▶ _Given information_:
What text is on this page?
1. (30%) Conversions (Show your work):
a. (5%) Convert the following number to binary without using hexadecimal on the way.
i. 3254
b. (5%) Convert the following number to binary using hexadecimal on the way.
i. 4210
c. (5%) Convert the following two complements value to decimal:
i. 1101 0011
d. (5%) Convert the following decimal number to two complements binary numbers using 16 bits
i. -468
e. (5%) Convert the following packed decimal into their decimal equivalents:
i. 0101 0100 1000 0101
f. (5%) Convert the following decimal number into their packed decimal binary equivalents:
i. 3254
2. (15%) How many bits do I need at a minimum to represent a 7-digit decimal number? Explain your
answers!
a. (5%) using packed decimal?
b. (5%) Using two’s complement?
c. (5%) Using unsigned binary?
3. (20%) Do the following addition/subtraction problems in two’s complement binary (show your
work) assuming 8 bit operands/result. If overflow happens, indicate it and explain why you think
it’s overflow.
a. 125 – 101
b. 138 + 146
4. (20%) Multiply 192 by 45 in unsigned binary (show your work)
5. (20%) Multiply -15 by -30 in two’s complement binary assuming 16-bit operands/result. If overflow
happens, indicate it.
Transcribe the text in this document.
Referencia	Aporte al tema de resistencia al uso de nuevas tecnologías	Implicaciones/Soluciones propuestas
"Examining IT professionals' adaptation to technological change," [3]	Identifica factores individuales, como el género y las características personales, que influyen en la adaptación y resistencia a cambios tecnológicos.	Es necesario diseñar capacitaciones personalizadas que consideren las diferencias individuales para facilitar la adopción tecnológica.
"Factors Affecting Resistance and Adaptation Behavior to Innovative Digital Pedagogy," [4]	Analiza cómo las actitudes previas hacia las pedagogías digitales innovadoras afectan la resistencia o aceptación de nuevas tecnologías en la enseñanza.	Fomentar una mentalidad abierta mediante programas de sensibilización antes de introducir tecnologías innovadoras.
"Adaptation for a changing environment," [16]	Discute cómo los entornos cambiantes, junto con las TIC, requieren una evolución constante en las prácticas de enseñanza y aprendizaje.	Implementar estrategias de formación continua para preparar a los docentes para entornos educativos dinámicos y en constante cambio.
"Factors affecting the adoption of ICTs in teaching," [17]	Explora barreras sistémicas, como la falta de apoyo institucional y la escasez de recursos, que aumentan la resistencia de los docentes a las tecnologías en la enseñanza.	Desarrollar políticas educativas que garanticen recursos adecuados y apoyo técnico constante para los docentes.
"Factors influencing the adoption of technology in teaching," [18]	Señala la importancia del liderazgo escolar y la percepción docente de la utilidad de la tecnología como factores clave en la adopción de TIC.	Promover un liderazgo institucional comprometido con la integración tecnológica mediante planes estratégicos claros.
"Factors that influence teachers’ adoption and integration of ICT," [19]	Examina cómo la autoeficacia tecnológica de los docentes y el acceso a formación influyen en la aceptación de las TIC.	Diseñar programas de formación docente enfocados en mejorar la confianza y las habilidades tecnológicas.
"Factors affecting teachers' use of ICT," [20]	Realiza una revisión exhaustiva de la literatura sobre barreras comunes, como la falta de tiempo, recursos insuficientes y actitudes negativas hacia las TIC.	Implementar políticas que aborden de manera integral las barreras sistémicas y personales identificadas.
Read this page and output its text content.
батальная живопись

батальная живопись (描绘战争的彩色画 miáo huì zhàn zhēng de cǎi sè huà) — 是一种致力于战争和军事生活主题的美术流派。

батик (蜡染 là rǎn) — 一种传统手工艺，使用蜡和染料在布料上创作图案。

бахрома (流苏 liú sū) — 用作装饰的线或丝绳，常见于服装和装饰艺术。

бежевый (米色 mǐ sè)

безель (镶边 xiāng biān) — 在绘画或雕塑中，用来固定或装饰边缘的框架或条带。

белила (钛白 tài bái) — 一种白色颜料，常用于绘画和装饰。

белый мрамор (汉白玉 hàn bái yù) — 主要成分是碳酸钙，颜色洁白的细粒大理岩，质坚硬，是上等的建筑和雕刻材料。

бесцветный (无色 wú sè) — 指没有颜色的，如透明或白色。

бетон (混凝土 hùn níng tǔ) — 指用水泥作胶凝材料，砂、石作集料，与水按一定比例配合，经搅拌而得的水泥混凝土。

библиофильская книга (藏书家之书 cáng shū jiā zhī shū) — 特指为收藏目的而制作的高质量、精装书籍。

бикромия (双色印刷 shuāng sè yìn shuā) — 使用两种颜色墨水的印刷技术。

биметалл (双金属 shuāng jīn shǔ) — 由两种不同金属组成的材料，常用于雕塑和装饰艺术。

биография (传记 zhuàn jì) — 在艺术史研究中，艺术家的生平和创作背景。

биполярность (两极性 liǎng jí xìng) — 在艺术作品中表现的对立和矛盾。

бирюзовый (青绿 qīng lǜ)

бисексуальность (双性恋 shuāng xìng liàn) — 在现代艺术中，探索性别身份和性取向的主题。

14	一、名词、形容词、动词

▶ _Do this_: Without changing a word, restate the whole listing.

▶ _Solution to this exercise_:
What text is on this page?
1. (30%) Conversions (Show your work):
a. (5%) Convert the following number to binary without using hexadecimal on the way.
i. 3254
b. (5%) Convert the following number to binary using hexadecimal on the way.
i. 4210
c. (5%) Convert the following two complements value to decimal:
i. 1101 0011
d. (5%) Convert the following decimal number to two complements binary numbers using 16 bits
i. -468
e. (5%) Convert the following packed decimal into their decimal equivalents:
i. 0101 0100 1000 0101
f. (5%) Convert the following decimal number into their packed decimal binary equivalents:
i. 3254
2. (15%) How many bits do I need at a minimum to represent a 7-digit decimal number? Explain your
answers!
a. (5%) using packed decimal?
b. (5%) Using two’s complement?
c. (5%) Using unsigned binary?
3. (20%) Do the following addition/subtraction problems in two’s complement binary (show your
work) assuming 8 bit operands/result. If overflow happens, indicate it and explain why you think
it’s overflow.
a. 125 – 101
b. 138 + 146
4. (20%) Multiply 192 by 45 in unsigned binary (show your work)
5. (20%) Multiply -15 by -30 in two’s complement binary assuming 16-bit operands/result. If overflow
happens, indicate it.
Transcribe the text in this document.
Referencia	Aporte al tema de resistencia al uso de nuevas tecnologías	Implicaciones/Soluciones propuestas
"Examining IT professionals' adaptation to technological change," [3]	Identifica factores individuales, como el género y las características personales, que influyen en la adaptación y resistencia a cambios tecnológicos.	Es necesario diseñar capacitaciones personalizadas que consideren las diferencias individuales para facilitar la adopción tecnológica.
"Factors Affecting Resistance and Adaptation Behavior to Innovative Digital Pedagogy," [4]	Analiza cómo las actitudes previas hacia las pedagogías digitales innovadoras afectan la resistencia o aceptación de nuevas tecnologías en la enseñanza.	Fomentar una mentalidad abierta mediante programas de sensibilización antes de introducir tecnologías innovadoras.
"Adaptation for a changing environment," [16]	Discute cómo los entornos cambiantes, junto con las TIC, requieren una evolución constante en las prácticas de enseñanza y aprendizaje.	Implementar estrategias de formación continua para preparar a los docentes para entornos educativos dinámicos y en constante cambio.
"Factors affecting the adoption of ICTs in teaching," [17]	Explora barreras sistémicas, como la falta de apoyo institucional y la escasez de recursos, que aumentan la resistencia de los docentes a las tecnologías en la enseñanza.	Desarrollar políticas educativas que garanticen recursos adecuados y apoyo técnico constante para los docentes.
"Factors influencing the adoption of technology in teaching," [18]	Señala la importancia del liderazgo escolar y la percepción docente de la utilidad de la tecnología como factores clave en la adopción de TIC.	Promover un liderazgo institucional comprometido con la integración tecnológica mediante planes estratégicos claros.
"Factors that influence teachers’ adoption and integration of ICT," [19]	Examina cómo la autoeficacia tecnológica de los docentes y el acceso a formación influyen en la aceptación de las TIC.	Diseñar programas de formación docente enfocados en mejorar la confianza y las habilidades tecnológicas.
"Factors affecting teachers' use of ICT," [20]	Realiza una revisión exhaustiva de la literatura sobre barreras comunes, como la falta de tiempo, recursos insuficientes y actitudes negativas hacia las TIC.	Implementar políticas que aborden de manera integral las barreras sistémicas y personales identificadas.
Read this page and output its text content.
батальная живопись

батальная живопись (描绘战争的彩色画 miáo huì zhàn zhēng de cǎi sè huà) — 是一种致力于战争和军事生活主题的美术流派。

батик (蜡染 là rǎn) — 一种传统手工艺，使用蜡和染料在布料上创作图案。

бахрома (流苏 liú sū) — 用作装饰的线或丝绳，常见于服装和装饰艺术。

бежевый (米色 mǐ sè)

безель (镶边 xiāng biān) — 在绘画或雕塑中，用来固定或装饰边缘的框架或条带。

белила (钛白 tài bái) — 一种白色颜料，常用于绘画和装饰。

белый мрамор (汉白玉 hàn bái yù) — 主要成分是碳酸钙，颜色洁白的细粒大理岩，质坚硬，是上等的建筑和雕刻材料。

бесцветный (无色 wú sè) — 指没有颜色的，如透明或白色。

бетон (混凝土 hùn níng tǔ) — 指用水泥作胶凝材料，砂、石作集料，与水按一定比例配合，经搅拌而得的水泥混凝土。

библиофильская книга (藏书家之书 cáng shū jiā zhī shū) — 特指为收藏目的而制作的高质量、精装书籍。

бикромия (双色印刷 shuāng sè yìn shuā) — 使用两种颜色墨水的印刷技术。

биметалл (双金属 shuāng jīn shǔ) — 由两种不同金属组成的材料，常用于雕塑和装饰艺术。

биография (传记 zhuàn jì) — 在艺术史研究中，艺术家的生平和创作背景。

биполярность (两极性 liǎng jí xìng) — 在艺术作品中表现的对立和矛盾。

бирюзовый (青绿 qīng lǜ)

бисексуальность (双性恋 shuāng xìng liàn) — 在现代艺术中，探索性别身份和性取向的主题。

14	一、名词、形容词、动词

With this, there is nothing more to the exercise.